- To do
Make an exact copy of the lines below.

start The records

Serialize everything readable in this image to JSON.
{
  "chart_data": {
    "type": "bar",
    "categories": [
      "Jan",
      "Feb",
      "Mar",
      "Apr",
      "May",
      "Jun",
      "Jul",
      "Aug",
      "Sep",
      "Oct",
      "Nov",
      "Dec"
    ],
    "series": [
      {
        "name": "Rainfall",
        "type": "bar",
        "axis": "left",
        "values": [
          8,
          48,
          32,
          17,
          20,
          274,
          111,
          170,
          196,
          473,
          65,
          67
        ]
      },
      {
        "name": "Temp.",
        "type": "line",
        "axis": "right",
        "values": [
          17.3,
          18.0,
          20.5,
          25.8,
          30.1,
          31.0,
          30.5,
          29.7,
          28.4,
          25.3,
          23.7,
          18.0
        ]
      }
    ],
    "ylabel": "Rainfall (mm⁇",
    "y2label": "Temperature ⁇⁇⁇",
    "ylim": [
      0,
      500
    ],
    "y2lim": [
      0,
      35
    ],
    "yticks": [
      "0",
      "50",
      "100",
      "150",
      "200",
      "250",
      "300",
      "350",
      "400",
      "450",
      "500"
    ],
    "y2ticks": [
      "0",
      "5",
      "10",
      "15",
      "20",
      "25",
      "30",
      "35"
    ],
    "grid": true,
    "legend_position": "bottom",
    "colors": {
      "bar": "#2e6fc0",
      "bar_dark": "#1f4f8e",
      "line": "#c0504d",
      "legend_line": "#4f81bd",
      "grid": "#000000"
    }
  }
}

end The records

- Task output
Serialize everything readable in this image to JSON.
{
  "chart_data": {
    "type": "bar",
    "categories": [
      "Jan",
      "Feb",
      "Mar",
      "Apr",
      "May",
      "Jun",
      "Jul",
      "Aug",
      "Sep",
      "Oct",
      "Nov",
      "Dec"
    ],
    "series": [
      {
        "name": "Rainfall",
        "type": "bar",
        "axis": "left",
        "values": [
          8,
          48,
          32,
          17,
          20,
          274,
          111,
          170,
          196,
          473,
          65,
          67
        ]
      },
      {
        "name": "Temp.",
        "type": "line",
        "axis": "right",
        "values": [
          17.3,
          18.0,
          20.5,
          25.8,
          30.1,
          31.0,
          30.5,
          29.7,
          28.4,
          25.3,
          23.7,
          18.0
        ]
      }
    ],
    "ylabel": "Rainfall (mm⁇",
    "y2label": "Temperature ⁇⁇⁇",
    "ylim": [
      0,
      500
    ],
    "y2lim": [
      0,
      35
    ],
    "yticks": [
      "0",
      "50",
      "100",
      "150",
      "200",
      "250",
      "300",
      "350",
      "400",
      "450",
      "500"
    ],
    "y2ticks": [
      "0",
      "5",
      "10",
      "15",
      "20",
      "25",
      "30",
      "35"
    ],
    "grid": true,
    "legend_position": "bottom",
    "colors": {
      "bar": "#2e6fc0",
      "bar_dark": "#1f4f8e",
      "line": "#c0504d",
      "legend_line": "#4f81bd",
      "grid": "#000000"
    }
  }
}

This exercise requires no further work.